SET PROBLEM =
Transcribe every line of the listing below without any deviation.
-*-
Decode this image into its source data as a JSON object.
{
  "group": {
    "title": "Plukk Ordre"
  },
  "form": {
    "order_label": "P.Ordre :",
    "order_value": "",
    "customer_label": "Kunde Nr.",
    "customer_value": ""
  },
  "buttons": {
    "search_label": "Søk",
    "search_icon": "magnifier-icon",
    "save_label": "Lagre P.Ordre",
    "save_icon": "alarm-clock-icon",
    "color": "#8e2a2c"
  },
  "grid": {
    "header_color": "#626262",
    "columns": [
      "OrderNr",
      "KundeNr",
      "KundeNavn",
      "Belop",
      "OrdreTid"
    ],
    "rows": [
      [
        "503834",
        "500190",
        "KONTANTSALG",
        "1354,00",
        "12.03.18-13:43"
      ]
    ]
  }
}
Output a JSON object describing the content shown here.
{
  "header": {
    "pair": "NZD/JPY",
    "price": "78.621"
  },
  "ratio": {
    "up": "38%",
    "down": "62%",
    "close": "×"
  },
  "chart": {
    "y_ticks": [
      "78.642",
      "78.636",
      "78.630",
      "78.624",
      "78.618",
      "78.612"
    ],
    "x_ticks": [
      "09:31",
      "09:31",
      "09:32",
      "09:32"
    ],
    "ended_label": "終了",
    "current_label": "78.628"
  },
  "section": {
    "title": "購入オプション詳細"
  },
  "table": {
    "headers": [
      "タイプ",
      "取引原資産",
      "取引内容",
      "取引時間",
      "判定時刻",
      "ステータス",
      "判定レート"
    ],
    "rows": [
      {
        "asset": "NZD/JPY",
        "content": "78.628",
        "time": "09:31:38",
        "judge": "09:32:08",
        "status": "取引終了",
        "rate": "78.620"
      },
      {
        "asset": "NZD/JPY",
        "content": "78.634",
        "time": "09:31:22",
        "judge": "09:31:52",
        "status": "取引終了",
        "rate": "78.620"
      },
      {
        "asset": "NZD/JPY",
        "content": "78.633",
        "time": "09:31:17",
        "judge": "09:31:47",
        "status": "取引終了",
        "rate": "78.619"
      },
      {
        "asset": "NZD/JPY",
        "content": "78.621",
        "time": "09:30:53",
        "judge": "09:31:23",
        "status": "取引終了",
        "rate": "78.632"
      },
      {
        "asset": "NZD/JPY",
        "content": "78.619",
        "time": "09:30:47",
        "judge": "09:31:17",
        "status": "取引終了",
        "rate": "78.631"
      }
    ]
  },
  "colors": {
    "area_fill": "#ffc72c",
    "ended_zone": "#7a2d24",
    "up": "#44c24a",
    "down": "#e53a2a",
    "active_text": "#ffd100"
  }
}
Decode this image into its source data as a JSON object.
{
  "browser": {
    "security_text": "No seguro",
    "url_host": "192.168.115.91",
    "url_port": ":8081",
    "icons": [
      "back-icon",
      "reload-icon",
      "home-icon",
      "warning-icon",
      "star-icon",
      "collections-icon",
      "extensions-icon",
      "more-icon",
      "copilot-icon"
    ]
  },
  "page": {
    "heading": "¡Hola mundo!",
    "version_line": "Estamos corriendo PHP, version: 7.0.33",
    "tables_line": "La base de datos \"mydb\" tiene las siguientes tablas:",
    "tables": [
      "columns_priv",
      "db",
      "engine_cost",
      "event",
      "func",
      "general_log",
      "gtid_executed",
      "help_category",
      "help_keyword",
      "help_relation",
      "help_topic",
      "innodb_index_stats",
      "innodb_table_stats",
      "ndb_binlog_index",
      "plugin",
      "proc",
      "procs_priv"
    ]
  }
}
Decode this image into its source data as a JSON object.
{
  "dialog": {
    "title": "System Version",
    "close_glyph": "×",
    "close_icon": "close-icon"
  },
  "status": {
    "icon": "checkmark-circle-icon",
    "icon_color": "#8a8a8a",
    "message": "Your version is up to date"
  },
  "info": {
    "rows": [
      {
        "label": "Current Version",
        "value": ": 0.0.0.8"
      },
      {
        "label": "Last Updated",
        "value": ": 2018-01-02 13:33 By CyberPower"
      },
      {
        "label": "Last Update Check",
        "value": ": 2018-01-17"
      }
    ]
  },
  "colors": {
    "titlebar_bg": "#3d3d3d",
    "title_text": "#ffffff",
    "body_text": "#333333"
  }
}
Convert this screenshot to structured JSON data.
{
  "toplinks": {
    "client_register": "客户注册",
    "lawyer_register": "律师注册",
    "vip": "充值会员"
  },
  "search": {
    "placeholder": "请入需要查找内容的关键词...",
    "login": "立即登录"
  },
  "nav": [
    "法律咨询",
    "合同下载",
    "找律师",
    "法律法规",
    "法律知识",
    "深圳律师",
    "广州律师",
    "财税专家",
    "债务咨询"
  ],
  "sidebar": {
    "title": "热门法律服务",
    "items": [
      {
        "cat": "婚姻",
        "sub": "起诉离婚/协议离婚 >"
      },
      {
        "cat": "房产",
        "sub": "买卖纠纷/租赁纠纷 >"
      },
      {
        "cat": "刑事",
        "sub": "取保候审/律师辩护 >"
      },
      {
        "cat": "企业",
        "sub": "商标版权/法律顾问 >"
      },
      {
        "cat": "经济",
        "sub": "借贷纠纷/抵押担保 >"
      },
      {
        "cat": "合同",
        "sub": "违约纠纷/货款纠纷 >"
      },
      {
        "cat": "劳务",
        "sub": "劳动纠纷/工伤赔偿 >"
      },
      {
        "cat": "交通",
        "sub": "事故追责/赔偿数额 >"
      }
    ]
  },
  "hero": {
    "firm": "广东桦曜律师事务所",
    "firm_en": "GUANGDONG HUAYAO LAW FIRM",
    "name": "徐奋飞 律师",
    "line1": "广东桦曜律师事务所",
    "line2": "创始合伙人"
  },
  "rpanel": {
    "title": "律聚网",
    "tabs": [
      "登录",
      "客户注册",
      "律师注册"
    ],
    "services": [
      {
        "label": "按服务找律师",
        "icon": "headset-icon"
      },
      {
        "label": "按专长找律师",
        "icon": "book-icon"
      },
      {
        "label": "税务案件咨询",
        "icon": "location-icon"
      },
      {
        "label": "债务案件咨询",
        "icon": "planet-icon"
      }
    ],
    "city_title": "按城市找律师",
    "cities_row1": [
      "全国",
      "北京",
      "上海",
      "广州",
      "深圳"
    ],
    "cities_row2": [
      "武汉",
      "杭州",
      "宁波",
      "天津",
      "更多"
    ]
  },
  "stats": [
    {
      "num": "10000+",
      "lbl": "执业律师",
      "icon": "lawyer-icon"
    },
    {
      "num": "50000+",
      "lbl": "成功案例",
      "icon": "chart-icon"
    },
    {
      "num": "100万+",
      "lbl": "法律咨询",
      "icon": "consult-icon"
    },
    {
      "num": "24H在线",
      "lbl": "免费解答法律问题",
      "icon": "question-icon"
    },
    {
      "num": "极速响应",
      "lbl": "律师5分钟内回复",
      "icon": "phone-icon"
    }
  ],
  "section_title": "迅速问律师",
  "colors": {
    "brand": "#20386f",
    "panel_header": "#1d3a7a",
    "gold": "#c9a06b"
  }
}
-*-
REPLY =
Decode this image into its source data as a JSON object.
{
  "group": {
    "title": "Plukk Ordre"
  },
  "form": {
    "order_label": "P.Ordre :",
    "order_value": "",
    "customer_label": "Kunde Nr.",
    "customer_value": ""
  },
  "buttons": {
    "search_label": "Søk",
    "search_icon": "magnifier-icon",
    "save_label": "Lagre P.Ordre",
    "save_icon": "alarm-clock-icon",
    "color": "#8e2a2c"
  },
  "grid": {
    "header_color": "#626262",
    "columns": [
      "OrderNr",
      "KundeNr",
      "KundeNavn",
      "Belop",
      "OrdreTid"
    ],
    "rows": [
      [
        "503834",
        "500190",
        "KONTANTSALG",
        "1354,00",
        "12.03.18-13:43"
      ]
    ]
  }
}
Output a JSON object describing the content shown here.
{
  "header": {
    "pair": "NZD/JPY",
    "price": "78.621"
  },
  "ratio": {
    "up": "38%",
    "down": "62%",
    "close": "×"
  },
  "chart": {
    "y_ticks": [
      "78.642",
      "78.636",
      "78.630",
      "78.624",
      "78.618",
      "78.612"
    ],
    "x_ticks": [
      "09:31",
      "09:31",
      "09:32",
      "09:32"
    ],
    "ended_label": "終了",
    "current_label": "78.628"
  },
  "section": {
    "title": "購入オプション詳細"
  },
  "table": {
    "headers": [
      "タイプ",
      "取引原資産",
      "取引内容",
      "取引時間",
      "判定時刻",
      "ステータス",
      "判定レート"
    ],
    "rows": [
      {
        "asset": "NZD/JPY",
        "content": "78.628",
        "time": "09:31:38",
        "judge": "09:32:08",
        "status": "取引終了",
        "rate": "78.620"
      },
      {
        "asset": "NZD/JPY",
        "content": "78.634",
        "time": "09:31:22",
        "judge": "09:31:52",
        "status": "取引終了",
        "rate": "78.620"
      },
      {
        "asset": "NZD/JPY",
        "content": "78.633",
        "time": "09:31:17",
        "judge": "09:31:47",
        "status": "取引終了",
        "rate": "78.619"
      },
      {
        "asset": "NZD/JPY",
        "content": "78.621",
        "time": "09:30:53",
        "judge": "09:31:23",
        "status": "取引終了",
        "rate": "78.632"
      },
      {
        "asset": "NZD/JPY",
        "content": "78.619",
        "time": "09:30:47",
        "judge": "09:31:17",
        "status": "取引終了",
        "rate": "78.631"
      }
    ]
  },
  "colors": {
    "area_fill": "#ffc72c",
    "ended_zone": "#7a2d24",
    "up": "#44c24a",
    "down": "#e53a2a",
    "active_text": "#ffd100"
  }
}
Decode this image into its source data as a JSON object.
{
  "browser": {
    "security_text": "No seguro",
    "url_host": "192.168.115.91",
    "url_port": ":8081",
    "icons": [
      "back-icon",
      "reload-icon",
      "home-icon",
      "warning-icon",
      "star-icon",
      "collections-icon",
      "extensions-icon",
      "more-icon",
      "copilot-icon"
    ]
  },
  "page": {
    "heading": "¡Hola mundo!",
    "version_line": "Estamos corriendo PHP, version: 7.0.33",
    "tables_line": "La base de datos \"mydb\" tiene las siguientes tablas:",
    "tables": [
      "columns_priv",
      "db",
      "engine_cost",
      "event",
      "func",
      "general_log",
      "gtid_executed",
      "help_category",
      "help_keyword",
      "help_relation",
      "help_topic",
      "innodb_index_stats",
      "innodb_table_stats",
      "ndb_binlog_index",
      "plugin",
      "proc",
      "procs_priv"
    ]
  }
}
Decode this image into its source data as a JSON object.
{
  "dialog": {
    "title": "System Version",
    "close_glyph": "×",
    "close_icon": "close-icon"
  },
  "status": {
    "icon": "checkmark-circle-icon",
    "icon_color": "#8a8a8a",
    "message": "Your version is up to date"
  },
  "info": {
    "rows": [
      {
        "label": "Current Version",
        "value": ": 0.0.0.8"
      },
      {
        "label": "Last Updated",
        "value": ": 2018-01-02 13:33 By CyberPower"
      },
      {
        "label": "Last Update Check",
        "value": ": 2018-01-17"
      }
    ]
  },
  "colors": {
    "titlebar_bg": "#3d3d3d",
    "title_text": "#ffffff",
    "body_text": "#333333"
  }
}
Convert this screenshot to structured JSON data.
{
  "toplinks": {
    "client_register": "客户注册",
    "lawyer_register": "律师注册",
    "vip": "充值会员"
  },
  "search": {
    "placeholder": "请入需要查找内容的关键词...",
    "login": "立即登录"
  },
  "nav": [
    "法律咨询",
    "合同下载",
    "找律师",
    "法律法规",
    "法律知识",
    "深圳律师",
    "广州律师",
    "财税专家",
    "债务咨询"
  ],
  "sidebar": {
    "title": "热门法律服务",
    "items": [
      {
        "cat": "婚姻",
        "sub": "起诉离婚/协议离婚 >"
      },
      {
        "cat": "房产",
        "sub": "买卖纠纷/租赁纠纷 >"
      },
      {
        "cat": "刑事",
        "sub": "取保候审/律师辩护 >"
      },
      {
        "cat": "企业",
        "sub": "商标版权/法律顾问 >"
      },
      {
        "cat": "经济",
        "sub": "借贷纠纷/抵押担保 >"
      },
      {
        "cat": "合同",
        "sub": "违约纠纷/货款纠纷 >"
      },
      {
        "cat": "劳务",
        "sub": "劳动纠纷/工伤赔偿 >"
      },
      {
        "cat": "交通",
        "sub": "事故追责/赔偿数额 >"
      }
    ]
  },
  "hero": {
    "firm": "广东桦曜律师事务所",
    "firm_en": "GUANGDONG HUAYAO LAW FIRM",
    "name": "徐奋飞 律师",
    "line1": "广东桦曜律师事务所",
    "line2": "创始合伙人"
  },
  "rpanel": {
    "title": "律聚网",
    "tabs": [
      "登录",
      "客户注册",
      "律师注册"
    ],
    "services": [
      {
        "label": "按服务找律师",
        "icon": "headset-icon"
      },
      {
        "label": "按专长找律师",
        "icon": "book-icon"
      },
      {
        "label": "税务案件咨询",
        "icon": "location-icon"
      },
      {
        "label": "债务案件咨询",
        "icon": "planet-icon"
      }
    ],
    "city_title": "按城市找律师",
    "cities_row1": [
      "全国",
      "北京",
      "上海",
      "广州",
      "深圳"
    ],
    "cities_row2": [
      "武汉",
      "杭州",
      "宁波",
      "天津",
      "更多"
    ]
  },
  "stats": [
    {
      "num": "10000+",
      "lbl": "执业律师",
      "icon": "lawyer-icon"
    },
    {
      "num": "50000+",
      "lbl": "成功案例",
      "icon": "chart-icon"
    },
    {
      "num": "100万+",
      "lbl": "法律咨询",
      "icon": "consult-icon"
    },
    {
      "num": "24H在线",
      "lbl": "免费解答法律问题",
      "icon": "question-icon"
    },
    {
      "num": "极速响应",
      "lbl": "律师5分钟内回复",
      "icon": "phone-icon"
    }
  ],
  "section_title": "迅速问律师",
  "colors": {
    "brand": "#20386f",
    "panel_header": "#1d3a7a",
    "gold": "#c9a06b"
  }
}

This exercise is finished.